* start RECORDS SHOWN *

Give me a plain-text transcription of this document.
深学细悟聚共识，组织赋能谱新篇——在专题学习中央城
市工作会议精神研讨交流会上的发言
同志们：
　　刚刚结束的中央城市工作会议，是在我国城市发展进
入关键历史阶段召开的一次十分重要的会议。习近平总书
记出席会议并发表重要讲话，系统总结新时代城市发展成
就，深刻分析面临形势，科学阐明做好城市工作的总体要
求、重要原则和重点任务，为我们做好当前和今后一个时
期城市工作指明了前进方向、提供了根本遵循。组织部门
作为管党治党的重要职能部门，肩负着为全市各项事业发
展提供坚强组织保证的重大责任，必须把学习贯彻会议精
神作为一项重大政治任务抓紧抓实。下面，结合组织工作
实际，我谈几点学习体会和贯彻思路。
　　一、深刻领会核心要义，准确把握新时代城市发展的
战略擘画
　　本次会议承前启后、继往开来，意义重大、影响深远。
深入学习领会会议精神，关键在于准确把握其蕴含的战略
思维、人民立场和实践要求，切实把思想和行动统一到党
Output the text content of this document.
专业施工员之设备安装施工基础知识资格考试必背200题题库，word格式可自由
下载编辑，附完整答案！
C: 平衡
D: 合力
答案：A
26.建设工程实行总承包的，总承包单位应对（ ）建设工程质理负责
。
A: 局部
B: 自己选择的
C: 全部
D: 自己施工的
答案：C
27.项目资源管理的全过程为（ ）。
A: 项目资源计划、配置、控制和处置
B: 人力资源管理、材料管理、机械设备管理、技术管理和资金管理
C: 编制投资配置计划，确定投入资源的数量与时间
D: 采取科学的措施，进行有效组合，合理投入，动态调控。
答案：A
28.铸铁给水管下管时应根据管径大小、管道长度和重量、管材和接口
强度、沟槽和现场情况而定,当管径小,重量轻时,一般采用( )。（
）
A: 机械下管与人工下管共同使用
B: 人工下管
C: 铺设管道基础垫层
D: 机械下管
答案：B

* end RECORDS SHOWN *

Copy out the full set of records precisely, leaving nothing out.

Give me a plain-text transcription of this document.
深学细悟聚共识，组织赋能谱新篇——在专题学习中央城
市工作会议精神研讨交流会上的发言
同志们：
　　刚刚结束的中央城市工作会议，是在我国城市发展进
入关键历史阶段召开的一次十分重要的会议。习近平总书
记出席会议并发表重要讲话，系统总结新时代城市发展成
就，深刻分析面临形势，科学阐明做好城市工作的总体要
求、重要原则和重点任务，为我们做好当前和今后一个时
期城市工作指明了前进方向、提供了根本遵循。组织部门
作为管党治党的重要职能部门，肩负着为全市各项事业发
展提供坚强组织保证的重大责任，必须把学习贯彻会议精
神作为一项重大政治任务抓紧抓实。下面，结合组织工作
实际，我谈几点学习体会和贯彻思路。
　　一、深刻领会核心要义，准确把握新时代城市发展的
战略擘画
　　本次会议承前启后、继往开来，意义重大、影响深远。
深入学习领会会议精神，关键在于准确把握其蕴含的战略
思维、人民立场和实践要求，切实把思想和行动统一到党
Output the text content of this document.
专业施工员之设备安装施工基础知识资格考试必背200题题库，word格式可自由
下载编辑，附完整答案！
C: 平衡
D: 合力
答案：A
26.建设工程实行总承包的，总承包单位应对（ ）建设工程质理负责
。
A: 局部
B: 自己选择的
C: 全部
D: 自己施工的
答案：C
27.项目资源管理的全过程为（ ）。
A: 项目资源计划、配置、控制和处置
B: 人力资源管理、材料管理、机械设备管理、技术管理和资金管理
C: 编制投资配置计划，确定投入资源的数量与时间
D: 采取科学的措施，进行有效组合，合理投入，动态调控。
答案：A
28.铸铁给水管下管时应根据管径大小、管道长度和重量、管材和接口
强度、沟槽和现场情况而定,当管径小,重量轻时,一般采用( )。（
）
A: 机械下管与人工下管共同使用
B: 人工下管
C: 铺设管道基础垫层
D: 机械下管
答案：B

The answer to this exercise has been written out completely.